- _Document section_:

###

The Galvatrons are a four-piece rock band who formed on 28 August 2007, in Geelong, Australia. Lead singer Johnny Galvatron stated on radio station 101.3 Sea FM on the Central Coast that the band got their name from the 1986 animated film Transformers. The Galvatrons cite their influences as Devo, Stan Bush, Australian Crawl, Van Halen, Lion, Cheap Trick, Kim Wilde, Queen, Stevie Nicks, Pat Benatar, Kenny Loggins, Tears for Fears and Gary Numan.
The band have completed their debut album, as announced via their MySpace, which was released 3 July 2009.

Biography

2007–2008: When We Were Kids
The band's first taste of mainstream success was with the release of their debut single, When We Were Kids. The single was released from their debut EP, also titled When We Were Kids. It was released by Warner Music Australia on 3 May 2008. The title track was the number one most added track on radio in Australia for the week 19–26 April 2008. They played the Big Day Out, Meredith and Cherry Rock festivals in summer 2007/2008 and are touring Australia throughout 2008. They then played a festival tour in the United Kingdom alongside The Police at London's Hyde Park where they were evicted from the concert after allegedly singing Metallica songs loudly in the room next door to Sting.

On 1 November 2008 Johnny Galvatron appeared on the TV show RocKwiz . He performed Toto's "Hold the Line" as a duet with Wendy Matthews.

Beginning in Perth on 31 October 2008, The Galvatrons were support act for Def Leppard and Cheap Trick during Def Leppard's Songs From The Sparkle Lounge Australian tour. The show ran from late October to mid November and had a total of 7 shows throughout the country. Alongside this tour, the band headed its own national tour known as the Robots Are Cool tour.

2009: Laser Graffiti
On 17 November 2008, the Galvatrons released a demo version of a song that was rumoured to be a track from their upcoming debut album. The song, "Robots Are Cool", was a popular track played during their tour with Def Leppard and Cheap Trick. It was available as a free download via the band's official Myspace.

A few days following the demo release of "Robots Are Cool", the band released a bulletin via Myspace stating work on their debut album would soon commence and be ready for release by April 2009. The album, Laser Graffiti, was then completed and the release date pushed back to 3 July 2009. Front man Johnny Galvatron stated "[The record] sounds like it's from the future". The album was received with good reviews, being described as "the ultimate rock party album". After touring extensively in 2009, the Galvatrons picked up a reputation amongst the Australian live music scene for having an energetic live performance.

###

(Layout dataset entries)
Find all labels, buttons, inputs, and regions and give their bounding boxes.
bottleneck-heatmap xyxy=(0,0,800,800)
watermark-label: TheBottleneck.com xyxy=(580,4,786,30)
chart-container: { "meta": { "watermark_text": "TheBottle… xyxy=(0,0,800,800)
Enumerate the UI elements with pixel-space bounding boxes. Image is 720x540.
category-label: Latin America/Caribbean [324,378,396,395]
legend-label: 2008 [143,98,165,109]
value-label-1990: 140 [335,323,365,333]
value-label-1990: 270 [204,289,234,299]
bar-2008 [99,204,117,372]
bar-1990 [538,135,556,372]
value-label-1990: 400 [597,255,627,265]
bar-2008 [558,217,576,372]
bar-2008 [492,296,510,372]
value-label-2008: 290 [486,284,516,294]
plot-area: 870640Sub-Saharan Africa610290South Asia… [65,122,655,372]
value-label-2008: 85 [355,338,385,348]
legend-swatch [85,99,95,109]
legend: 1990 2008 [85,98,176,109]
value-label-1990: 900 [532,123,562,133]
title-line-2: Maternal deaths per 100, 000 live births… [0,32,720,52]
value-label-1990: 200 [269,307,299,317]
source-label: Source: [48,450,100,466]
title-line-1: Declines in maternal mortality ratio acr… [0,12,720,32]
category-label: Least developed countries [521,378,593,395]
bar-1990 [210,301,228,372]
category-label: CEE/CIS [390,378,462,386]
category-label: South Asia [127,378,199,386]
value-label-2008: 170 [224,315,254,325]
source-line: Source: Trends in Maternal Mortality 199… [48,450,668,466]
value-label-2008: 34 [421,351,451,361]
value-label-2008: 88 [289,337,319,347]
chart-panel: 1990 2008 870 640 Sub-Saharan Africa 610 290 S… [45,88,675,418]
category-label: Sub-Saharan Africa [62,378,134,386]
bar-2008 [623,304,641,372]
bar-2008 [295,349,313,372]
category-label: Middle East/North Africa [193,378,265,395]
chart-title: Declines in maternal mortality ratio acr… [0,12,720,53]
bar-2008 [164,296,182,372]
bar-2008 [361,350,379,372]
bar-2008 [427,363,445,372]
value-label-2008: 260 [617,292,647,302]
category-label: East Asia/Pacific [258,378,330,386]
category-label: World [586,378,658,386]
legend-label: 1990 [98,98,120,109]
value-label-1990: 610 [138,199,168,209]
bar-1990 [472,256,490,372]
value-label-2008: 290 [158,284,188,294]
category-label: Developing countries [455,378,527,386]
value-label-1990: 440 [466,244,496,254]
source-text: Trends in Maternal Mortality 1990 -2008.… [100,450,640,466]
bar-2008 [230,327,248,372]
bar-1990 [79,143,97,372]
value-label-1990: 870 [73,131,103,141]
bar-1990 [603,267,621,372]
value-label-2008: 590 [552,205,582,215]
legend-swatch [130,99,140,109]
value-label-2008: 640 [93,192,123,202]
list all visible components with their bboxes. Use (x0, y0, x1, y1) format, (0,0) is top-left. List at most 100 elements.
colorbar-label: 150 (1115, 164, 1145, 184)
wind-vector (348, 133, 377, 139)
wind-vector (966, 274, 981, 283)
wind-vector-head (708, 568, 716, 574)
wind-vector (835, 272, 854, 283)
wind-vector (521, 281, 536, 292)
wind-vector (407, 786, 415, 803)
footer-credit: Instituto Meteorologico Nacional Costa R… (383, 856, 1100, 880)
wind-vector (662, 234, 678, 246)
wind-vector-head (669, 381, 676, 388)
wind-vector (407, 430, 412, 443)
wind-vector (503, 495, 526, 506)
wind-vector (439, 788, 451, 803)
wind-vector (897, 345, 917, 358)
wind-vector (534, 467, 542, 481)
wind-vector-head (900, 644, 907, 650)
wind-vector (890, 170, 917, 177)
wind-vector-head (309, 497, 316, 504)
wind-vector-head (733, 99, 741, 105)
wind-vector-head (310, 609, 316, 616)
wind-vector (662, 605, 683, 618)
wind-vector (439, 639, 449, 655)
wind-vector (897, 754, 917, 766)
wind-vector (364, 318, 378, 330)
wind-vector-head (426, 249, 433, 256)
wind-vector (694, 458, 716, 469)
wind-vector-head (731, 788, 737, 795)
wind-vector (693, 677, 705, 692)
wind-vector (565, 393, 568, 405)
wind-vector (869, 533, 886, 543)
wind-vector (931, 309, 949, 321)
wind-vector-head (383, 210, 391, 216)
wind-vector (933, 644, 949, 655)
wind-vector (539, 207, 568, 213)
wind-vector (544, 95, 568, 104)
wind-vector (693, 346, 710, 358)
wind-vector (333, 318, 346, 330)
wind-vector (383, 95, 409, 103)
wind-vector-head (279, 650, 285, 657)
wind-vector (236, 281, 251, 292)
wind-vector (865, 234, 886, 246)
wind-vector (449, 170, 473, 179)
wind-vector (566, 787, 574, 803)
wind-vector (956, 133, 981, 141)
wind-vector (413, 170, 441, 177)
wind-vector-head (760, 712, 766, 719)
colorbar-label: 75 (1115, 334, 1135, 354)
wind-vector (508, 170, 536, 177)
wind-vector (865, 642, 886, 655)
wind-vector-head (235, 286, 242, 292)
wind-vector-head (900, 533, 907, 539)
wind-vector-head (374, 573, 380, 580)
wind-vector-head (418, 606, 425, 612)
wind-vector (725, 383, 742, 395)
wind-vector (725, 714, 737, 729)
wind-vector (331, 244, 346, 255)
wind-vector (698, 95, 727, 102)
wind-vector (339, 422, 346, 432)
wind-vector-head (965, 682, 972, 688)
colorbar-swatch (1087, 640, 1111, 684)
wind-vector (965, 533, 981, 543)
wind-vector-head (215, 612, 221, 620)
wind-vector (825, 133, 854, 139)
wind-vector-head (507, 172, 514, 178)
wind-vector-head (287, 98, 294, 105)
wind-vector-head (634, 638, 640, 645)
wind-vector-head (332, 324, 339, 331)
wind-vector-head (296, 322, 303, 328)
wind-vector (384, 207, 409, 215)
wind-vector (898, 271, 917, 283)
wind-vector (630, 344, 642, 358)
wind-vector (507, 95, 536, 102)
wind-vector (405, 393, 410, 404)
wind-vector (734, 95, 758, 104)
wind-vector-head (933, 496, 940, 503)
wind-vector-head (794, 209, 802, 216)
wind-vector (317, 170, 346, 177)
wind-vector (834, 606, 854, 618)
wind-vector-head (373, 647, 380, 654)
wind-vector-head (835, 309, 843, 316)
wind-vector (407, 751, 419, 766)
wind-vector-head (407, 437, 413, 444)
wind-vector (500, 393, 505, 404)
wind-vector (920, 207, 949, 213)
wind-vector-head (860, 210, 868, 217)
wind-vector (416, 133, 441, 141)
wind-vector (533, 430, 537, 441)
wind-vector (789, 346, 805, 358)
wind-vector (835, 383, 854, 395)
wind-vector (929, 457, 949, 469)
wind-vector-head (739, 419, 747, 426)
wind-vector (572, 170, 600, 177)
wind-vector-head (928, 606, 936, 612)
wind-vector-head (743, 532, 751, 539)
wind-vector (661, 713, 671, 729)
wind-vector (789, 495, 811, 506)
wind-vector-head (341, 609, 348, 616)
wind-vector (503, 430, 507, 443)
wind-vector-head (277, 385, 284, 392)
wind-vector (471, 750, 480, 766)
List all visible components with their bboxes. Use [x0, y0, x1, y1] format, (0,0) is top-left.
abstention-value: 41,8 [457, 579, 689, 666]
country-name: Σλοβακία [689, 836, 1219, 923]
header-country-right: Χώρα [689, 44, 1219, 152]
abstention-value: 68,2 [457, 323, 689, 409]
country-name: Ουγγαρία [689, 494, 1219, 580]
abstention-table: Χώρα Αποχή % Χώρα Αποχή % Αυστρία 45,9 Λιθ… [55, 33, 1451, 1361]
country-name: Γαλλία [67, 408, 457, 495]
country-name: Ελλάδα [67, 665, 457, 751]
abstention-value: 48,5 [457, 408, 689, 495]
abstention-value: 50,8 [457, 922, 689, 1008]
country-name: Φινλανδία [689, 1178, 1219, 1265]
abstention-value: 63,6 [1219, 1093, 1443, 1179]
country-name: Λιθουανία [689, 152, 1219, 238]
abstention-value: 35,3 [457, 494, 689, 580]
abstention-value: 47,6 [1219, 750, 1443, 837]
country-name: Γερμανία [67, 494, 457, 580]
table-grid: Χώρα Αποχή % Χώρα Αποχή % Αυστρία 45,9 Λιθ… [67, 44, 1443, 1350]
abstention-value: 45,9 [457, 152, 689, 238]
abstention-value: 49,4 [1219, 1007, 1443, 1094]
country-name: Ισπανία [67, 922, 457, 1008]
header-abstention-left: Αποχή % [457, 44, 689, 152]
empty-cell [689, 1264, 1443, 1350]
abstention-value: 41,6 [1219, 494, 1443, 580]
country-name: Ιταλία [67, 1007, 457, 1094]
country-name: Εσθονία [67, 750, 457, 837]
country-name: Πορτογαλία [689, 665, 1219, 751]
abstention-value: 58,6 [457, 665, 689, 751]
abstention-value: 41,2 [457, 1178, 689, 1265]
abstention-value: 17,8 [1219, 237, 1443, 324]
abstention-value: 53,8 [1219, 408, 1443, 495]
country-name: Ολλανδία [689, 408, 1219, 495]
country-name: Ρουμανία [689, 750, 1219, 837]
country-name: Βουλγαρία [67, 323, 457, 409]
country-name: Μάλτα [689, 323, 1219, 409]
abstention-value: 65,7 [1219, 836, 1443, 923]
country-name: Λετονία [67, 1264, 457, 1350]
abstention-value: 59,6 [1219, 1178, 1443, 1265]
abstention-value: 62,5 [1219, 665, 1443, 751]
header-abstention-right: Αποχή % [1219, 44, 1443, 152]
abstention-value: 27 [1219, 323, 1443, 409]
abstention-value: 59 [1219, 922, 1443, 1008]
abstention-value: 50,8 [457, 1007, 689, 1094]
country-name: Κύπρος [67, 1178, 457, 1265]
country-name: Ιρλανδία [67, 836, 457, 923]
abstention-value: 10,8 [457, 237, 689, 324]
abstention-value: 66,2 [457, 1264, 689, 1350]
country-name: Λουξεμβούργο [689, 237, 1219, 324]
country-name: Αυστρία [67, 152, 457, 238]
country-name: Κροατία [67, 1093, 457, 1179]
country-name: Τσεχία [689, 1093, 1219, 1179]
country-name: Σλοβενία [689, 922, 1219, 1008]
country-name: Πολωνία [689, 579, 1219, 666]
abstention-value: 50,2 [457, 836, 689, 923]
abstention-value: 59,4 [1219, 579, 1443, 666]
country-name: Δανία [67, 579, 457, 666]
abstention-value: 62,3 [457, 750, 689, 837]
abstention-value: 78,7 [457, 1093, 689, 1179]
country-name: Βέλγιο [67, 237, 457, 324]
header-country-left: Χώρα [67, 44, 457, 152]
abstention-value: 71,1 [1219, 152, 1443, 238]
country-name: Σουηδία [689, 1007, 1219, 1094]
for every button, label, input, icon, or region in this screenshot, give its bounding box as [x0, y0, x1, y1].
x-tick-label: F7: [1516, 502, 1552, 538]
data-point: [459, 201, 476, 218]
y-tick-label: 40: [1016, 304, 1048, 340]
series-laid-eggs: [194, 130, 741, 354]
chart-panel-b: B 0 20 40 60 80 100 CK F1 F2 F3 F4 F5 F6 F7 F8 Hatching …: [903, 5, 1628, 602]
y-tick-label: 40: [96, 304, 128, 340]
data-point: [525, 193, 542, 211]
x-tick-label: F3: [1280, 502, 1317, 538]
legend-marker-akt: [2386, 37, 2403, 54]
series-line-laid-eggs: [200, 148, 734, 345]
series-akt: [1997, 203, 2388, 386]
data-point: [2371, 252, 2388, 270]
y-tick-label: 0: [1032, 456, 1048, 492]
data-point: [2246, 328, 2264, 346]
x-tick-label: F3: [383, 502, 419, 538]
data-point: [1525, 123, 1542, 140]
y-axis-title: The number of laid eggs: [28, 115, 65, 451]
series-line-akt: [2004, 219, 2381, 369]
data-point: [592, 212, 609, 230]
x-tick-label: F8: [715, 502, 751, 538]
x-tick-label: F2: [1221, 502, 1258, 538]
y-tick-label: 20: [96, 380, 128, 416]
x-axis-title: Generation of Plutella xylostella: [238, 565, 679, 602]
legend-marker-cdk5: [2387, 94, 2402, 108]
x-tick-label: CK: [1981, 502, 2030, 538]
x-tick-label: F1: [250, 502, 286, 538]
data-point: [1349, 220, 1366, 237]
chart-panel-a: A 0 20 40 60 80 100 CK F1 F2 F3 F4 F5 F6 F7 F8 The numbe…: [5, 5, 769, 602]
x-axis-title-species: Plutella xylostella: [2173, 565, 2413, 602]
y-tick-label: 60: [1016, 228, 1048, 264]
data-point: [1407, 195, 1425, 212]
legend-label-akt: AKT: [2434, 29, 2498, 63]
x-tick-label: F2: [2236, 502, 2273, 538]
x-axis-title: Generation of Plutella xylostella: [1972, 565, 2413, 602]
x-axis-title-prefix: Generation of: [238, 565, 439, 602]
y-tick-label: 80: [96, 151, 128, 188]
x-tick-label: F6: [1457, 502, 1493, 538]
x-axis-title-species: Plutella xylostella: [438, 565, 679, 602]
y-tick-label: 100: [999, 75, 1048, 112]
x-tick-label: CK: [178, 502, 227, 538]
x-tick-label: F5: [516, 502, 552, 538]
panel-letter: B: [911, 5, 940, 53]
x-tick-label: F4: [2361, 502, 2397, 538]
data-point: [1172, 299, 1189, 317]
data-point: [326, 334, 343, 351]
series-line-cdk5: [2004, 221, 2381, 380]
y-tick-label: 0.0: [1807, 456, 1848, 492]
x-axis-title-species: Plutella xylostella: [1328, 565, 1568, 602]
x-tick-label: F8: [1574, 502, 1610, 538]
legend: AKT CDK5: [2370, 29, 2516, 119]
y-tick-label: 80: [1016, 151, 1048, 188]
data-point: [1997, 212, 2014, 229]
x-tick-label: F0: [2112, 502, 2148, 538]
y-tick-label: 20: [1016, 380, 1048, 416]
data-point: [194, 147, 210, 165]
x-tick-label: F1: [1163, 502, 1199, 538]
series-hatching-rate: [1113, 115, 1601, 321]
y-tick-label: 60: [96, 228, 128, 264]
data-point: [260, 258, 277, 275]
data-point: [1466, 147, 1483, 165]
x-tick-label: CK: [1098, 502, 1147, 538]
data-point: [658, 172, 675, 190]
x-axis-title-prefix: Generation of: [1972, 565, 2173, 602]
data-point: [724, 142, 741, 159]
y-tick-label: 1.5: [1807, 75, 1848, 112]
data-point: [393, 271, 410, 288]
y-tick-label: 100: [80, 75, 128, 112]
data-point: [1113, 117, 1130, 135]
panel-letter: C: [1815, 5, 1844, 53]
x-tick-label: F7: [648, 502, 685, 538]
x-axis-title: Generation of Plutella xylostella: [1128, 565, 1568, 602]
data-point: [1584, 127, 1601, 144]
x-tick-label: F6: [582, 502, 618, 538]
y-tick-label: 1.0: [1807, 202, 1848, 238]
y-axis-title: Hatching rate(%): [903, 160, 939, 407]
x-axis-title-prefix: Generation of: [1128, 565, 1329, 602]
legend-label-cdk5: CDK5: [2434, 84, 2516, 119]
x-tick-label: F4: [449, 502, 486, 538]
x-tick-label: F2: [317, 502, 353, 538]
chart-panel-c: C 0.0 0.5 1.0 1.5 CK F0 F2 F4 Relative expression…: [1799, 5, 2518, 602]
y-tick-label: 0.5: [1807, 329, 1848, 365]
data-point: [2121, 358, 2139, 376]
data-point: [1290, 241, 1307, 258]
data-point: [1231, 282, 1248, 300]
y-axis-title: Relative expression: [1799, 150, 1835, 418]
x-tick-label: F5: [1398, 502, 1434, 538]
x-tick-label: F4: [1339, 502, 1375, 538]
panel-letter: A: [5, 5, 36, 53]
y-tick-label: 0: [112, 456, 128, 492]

###

- _Tasks to complete_:
1: From the Galvatrons article above, copy out the passage that begins with the words "The band have" and ends after "door to Sting.".
2: In the Galvatrons article above, which two acts did the band support on the Songs From The Sparkle Lounge Australian tour?

- _Per-task outputs_:
1:
The band have completed their debut album, as announced via their MySpace, which was released 3 July 2009.

Biography

2007–2008: When We Were Kids
The band's first taste of mainstream success was with the release of their debut single, When We Were Kids. The single was released from their debut EP, also titled When We Were Kids. It was released by Warner Music Australia on 3 May 2008. The title track was the number one most added track on radio in Australia for the week 19–26 April 2008. They played the Big Day Out, Meredith and Cherry Rock festivals in summer 2007/2008 and are touring Australia throughout 2008. They then played a festival tour in the United Kingdom alongside The Police at London's Hyde Park where they were evicted from the concert after allegedly singing Metallica songs loudly in the room next door to Sting.

2: Def Leppard and Cheap Trick.